──────── INPUT DATA ────────

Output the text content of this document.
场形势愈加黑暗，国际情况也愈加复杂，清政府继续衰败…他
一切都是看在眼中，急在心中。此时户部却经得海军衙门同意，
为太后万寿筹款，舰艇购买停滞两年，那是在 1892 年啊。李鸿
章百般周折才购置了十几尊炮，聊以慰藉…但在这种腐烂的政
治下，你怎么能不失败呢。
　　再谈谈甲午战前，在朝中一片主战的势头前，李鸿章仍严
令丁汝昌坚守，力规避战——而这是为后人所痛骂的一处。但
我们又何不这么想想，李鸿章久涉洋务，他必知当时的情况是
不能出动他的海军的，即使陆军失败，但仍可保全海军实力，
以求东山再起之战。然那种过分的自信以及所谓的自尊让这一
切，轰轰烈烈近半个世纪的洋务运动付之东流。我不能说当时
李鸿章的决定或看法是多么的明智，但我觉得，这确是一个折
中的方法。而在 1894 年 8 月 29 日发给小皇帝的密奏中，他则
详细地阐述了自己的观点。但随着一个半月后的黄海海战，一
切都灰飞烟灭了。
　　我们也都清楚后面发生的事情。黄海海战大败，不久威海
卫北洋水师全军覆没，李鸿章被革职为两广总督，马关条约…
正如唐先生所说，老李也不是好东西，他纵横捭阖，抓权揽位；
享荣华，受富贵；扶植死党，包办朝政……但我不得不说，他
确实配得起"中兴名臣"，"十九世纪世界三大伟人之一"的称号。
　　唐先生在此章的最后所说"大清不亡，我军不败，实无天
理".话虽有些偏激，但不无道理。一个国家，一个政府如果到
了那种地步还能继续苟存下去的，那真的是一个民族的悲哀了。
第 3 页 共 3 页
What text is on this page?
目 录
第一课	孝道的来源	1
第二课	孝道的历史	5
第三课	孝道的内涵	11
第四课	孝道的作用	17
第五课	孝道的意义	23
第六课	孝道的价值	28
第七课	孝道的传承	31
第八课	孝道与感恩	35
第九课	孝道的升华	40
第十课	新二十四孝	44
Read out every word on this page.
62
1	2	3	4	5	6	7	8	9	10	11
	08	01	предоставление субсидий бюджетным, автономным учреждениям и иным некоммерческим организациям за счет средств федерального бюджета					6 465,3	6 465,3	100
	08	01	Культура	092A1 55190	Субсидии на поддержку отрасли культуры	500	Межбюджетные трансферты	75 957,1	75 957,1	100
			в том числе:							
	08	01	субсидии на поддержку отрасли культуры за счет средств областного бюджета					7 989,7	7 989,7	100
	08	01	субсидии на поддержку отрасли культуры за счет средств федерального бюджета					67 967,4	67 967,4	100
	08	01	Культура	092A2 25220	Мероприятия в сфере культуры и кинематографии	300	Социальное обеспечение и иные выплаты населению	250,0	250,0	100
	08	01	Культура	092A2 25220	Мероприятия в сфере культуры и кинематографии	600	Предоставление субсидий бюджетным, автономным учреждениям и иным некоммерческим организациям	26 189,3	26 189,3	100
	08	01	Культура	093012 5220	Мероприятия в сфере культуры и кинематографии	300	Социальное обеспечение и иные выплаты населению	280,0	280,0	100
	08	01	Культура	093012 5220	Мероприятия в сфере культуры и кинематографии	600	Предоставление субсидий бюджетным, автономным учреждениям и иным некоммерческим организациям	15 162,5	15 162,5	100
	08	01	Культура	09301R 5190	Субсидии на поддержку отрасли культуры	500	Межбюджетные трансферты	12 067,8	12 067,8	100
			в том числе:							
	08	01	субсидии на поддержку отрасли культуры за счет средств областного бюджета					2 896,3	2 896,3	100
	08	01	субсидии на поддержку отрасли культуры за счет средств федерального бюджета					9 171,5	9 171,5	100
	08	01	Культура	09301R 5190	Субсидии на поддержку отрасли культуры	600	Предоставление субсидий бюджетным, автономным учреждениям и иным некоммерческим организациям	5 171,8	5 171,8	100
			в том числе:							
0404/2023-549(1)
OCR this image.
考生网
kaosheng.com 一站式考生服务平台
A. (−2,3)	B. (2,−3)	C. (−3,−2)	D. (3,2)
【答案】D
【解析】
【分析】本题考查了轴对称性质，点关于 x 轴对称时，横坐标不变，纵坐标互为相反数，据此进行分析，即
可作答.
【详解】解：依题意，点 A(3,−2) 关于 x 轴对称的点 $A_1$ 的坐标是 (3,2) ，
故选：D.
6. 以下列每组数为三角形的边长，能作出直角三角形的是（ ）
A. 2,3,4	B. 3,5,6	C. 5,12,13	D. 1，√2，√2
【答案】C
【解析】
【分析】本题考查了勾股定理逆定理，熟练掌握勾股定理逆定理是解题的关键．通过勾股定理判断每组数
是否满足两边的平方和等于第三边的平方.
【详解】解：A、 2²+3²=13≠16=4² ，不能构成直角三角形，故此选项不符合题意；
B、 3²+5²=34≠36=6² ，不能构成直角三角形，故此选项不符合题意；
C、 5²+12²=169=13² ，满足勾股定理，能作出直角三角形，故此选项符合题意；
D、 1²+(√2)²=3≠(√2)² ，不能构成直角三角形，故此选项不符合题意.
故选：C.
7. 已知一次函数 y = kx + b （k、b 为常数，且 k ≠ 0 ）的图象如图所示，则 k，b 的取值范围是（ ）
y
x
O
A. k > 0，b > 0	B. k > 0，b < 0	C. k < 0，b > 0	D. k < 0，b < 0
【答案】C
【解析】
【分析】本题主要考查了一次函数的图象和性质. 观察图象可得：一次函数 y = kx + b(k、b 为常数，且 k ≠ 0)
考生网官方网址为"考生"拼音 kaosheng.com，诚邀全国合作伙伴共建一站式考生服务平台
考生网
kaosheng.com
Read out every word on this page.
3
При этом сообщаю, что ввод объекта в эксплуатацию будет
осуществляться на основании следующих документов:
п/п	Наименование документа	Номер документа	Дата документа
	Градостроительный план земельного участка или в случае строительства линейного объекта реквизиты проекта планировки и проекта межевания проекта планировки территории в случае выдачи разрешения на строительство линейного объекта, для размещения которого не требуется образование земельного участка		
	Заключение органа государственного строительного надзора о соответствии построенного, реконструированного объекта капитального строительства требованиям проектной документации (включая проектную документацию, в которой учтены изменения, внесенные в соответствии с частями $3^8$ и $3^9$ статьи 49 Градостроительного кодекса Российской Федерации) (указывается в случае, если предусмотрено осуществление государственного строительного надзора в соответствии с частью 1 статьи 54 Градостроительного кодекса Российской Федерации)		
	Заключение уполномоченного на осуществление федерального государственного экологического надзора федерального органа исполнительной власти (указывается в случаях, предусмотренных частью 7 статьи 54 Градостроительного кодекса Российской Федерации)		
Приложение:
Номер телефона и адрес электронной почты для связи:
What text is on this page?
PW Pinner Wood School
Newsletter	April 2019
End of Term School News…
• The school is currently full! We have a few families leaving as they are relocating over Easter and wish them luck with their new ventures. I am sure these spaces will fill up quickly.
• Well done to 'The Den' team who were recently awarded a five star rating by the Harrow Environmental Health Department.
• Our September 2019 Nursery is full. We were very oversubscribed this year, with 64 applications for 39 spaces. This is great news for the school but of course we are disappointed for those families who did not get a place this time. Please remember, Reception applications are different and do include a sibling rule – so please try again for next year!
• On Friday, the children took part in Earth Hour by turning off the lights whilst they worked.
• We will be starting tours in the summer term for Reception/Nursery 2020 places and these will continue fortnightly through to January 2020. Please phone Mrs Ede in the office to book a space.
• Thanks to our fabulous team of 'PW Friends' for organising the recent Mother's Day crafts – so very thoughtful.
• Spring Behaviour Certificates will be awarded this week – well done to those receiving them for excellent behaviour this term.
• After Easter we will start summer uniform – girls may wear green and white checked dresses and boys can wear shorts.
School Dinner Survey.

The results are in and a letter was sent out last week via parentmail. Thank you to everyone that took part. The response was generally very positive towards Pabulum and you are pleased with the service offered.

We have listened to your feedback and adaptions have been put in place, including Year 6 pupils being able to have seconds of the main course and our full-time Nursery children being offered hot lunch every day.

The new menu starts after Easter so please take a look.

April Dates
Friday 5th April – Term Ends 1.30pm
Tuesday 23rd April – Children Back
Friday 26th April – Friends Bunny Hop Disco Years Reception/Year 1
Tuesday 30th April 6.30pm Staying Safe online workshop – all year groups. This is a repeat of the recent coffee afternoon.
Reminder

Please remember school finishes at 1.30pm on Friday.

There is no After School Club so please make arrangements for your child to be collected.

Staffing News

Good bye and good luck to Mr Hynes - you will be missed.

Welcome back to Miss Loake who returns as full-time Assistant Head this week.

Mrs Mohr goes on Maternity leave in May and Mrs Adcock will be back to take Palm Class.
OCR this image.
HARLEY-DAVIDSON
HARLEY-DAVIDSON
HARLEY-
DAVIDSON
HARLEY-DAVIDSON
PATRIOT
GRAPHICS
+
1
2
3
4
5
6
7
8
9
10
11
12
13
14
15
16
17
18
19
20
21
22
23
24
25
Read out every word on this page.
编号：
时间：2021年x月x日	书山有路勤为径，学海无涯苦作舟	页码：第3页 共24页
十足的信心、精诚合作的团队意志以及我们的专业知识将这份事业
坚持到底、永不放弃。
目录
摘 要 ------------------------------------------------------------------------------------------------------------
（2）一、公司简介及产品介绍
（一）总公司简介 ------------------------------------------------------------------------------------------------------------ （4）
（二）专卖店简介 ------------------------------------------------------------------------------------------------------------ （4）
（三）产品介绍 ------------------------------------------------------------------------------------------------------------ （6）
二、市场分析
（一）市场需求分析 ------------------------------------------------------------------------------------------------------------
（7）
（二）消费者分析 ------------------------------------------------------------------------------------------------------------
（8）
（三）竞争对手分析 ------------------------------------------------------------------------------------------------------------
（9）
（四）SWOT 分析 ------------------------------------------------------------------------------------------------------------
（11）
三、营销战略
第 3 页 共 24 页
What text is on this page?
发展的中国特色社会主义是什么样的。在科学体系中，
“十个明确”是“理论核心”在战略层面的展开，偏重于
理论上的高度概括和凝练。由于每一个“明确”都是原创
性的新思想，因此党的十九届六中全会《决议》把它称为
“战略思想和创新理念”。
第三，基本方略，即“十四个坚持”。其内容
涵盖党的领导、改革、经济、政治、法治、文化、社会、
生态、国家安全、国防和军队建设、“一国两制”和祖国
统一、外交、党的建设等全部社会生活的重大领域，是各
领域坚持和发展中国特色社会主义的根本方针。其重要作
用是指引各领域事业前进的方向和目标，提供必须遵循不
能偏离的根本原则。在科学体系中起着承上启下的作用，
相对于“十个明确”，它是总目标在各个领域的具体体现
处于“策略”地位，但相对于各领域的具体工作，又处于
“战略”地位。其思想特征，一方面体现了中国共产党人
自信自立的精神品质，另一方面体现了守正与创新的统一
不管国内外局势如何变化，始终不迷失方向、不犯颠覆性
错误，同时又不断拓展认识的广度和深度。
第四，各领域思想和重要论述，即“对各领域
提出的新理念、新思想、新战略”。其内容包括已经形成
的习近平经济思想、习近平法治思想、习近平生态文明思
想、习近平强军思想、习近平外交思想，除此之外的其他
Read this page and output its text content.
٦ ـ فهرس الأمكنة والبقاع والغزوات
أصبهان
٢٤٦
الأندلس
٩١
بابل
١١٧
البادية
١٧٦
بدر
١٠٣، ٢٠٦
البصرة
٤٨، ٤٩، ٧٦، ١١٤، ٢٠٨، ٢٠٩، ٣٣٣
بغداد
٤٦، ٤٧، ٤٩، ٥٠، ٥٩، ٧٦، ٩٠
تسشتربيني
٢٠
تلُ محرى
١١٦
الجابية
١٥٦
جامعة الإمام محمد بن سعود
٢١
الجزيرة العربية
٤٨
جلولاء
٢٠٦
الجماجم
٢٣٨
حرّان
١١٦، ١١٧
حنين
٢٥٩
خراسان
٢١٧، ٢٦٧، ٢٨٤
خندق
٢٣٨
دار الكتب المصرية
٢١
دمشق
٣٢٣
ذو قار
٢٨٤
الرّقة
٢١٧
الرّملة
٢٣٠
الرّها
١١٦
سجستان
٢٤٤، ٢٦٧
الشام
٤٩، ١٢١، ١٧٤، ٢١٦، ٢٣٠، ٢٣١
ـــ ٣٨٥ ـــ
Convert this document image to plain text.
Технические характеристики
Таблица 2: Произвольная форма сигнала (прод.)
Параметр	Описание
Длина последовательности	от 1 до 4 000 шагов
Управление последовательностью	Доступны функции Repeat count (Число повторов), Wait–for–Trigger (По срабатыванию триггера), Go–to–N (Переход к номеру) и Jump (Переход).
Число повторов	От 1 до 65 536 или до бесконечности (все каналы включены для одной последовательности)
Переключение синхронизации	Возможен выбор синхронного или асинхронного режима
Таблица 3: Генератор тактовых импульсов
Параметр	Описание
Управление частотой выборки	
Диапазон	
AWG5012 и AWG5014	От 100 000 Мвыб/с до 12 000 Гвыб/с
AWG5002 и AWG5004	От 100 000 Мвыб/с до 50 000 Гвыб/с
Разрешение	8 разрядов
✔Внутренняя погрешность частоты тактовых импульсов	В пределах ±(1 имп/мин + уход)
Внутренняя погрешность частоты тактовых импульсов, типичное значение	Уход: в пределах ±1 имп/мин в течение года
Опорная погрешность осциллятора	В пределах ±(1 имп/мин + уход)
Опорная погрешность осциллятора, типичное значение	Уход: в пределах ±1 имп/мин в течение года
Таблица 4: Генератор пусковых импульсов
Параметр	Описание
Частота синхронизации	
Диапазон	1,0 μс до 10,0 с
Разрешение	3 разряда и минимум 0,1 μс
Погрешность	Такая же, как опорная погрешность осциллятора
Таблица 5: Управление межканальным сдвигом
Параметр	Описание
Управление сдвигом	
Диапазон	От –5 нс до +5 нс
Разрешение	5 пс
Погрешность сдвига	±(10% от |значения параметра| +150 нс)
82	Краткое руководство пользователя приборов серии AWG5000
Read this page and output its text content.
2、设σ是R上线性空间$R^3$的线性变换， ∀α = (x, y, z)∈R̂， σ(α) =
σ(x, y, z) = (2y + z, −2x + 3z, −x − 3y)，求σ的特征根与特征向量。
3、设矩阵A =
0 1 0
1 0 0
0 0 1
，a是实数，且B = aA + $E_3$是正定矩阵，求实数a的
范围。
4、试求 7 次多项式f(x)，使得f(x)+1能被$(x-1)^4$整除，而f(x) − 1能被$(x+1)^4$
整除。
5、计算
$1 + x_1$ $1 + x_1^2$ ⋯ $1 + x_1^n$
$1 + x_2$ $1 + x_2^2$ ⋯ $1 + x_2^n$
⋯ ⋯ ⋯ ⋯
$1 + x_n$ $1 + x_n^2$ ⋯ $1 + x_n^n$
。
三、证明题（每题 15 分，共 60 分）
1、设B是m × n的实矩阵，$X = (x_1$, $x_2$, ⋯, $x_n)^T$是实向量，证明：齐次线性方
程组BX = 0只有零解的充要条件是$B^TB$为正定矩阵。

────────

WHAT THE EXERCISE ASKS =>
Copy all lines of the material above where the string "обеспечение" occurs.

EXERCISE OUTPUT =>
	08	01	Культура	092A2 25220	Мероприятия в сфере культуры и кинематографии	300	Социальное обеспечение и иные выплаты населению	250,0	250,0	100
	08	01	Культура	093012 5220	Мероприятия в сфере культуры и кинематографии	300	Социальное обеспечение и иные выплаты населению	280,0	280,0	100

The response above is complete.